• _Task goal_
Reproduce the records that follow in full, excluding any picture they contain.
Data for processing start
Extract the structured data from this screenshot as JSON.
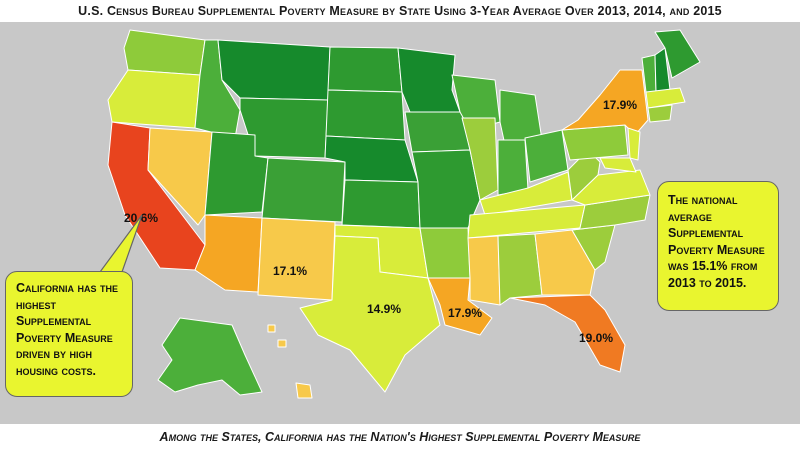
{
  "title": "U.S. Census Bureau Supplemental Poverty Measure by State Using 3-Year Average Over 2013, 2014, and 2015",
  "footer": "Among the States, California has the Nation's Highest Supplemental Poverty Measure",
  "callouts": {
    "california": "California has the highest Supplemental Poverty Measure driven by high housing costs.",
    "national": "The national average Supplemental Poverty Measure was 15.1% from 2013 to 2015."
  },
  "labels": {
    "CA": "20.6%",
    "NY": "17.9%",
    "NM": "17.1%",
    "TX": "14.9%",
    "LA": "17.9%",
    "FL": "19.0%"
  },
  "colors": {
    "background": "#c8c8c8",
    "callout": "#e9f52f",
    "highest": "#e8441e",
    "high": "#f5a623",
    "elevated": "#f7c94a",
    "mid": "#d8ec3a",
    "low_mid": "#9ccd3c",
    "low": "#4caf3a",
    "lowest": "#168a2c"
  }
}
Data for processing end
• _Exercise answer_
Extract the structured data from this screenshot as JSON.
{
  "title": "U.S. Census Bureau Supplemental Poverty Measure by State Using 3-Year Average Over 2013, 2014, and 2015",
  "footer": "Among the States, California has the Nation's Highest Supplemental Poverty Measure",
  "callouts": {
    "california": "California has the highest Supplemental Poverty Measure driven by high housing costs.",
    "national": "The national average Supplemental Poverty Measure was 15.1% from 2013 to 2015."
  },
  "labels": {
    "CA": "20.6%",
    "NY": "17.9%",
    "NM": "17.1%",
    "TX": "14.9%",
    "LA": "17.9%",
    "FL": "19.0%"
  },
  "colors": {
    "background": "#c8c8c8",
    "callout": "#e9f52f",
    "highest": "#e8441e",
    "high": "#f5a623",
    "elevated": "#f7c94a",
    "mid": "#d8ec3a",
    "low_mid": "#9ccd3c",
    "low": "#4caf3a",
    "lowest": "#168a2c"
  }
}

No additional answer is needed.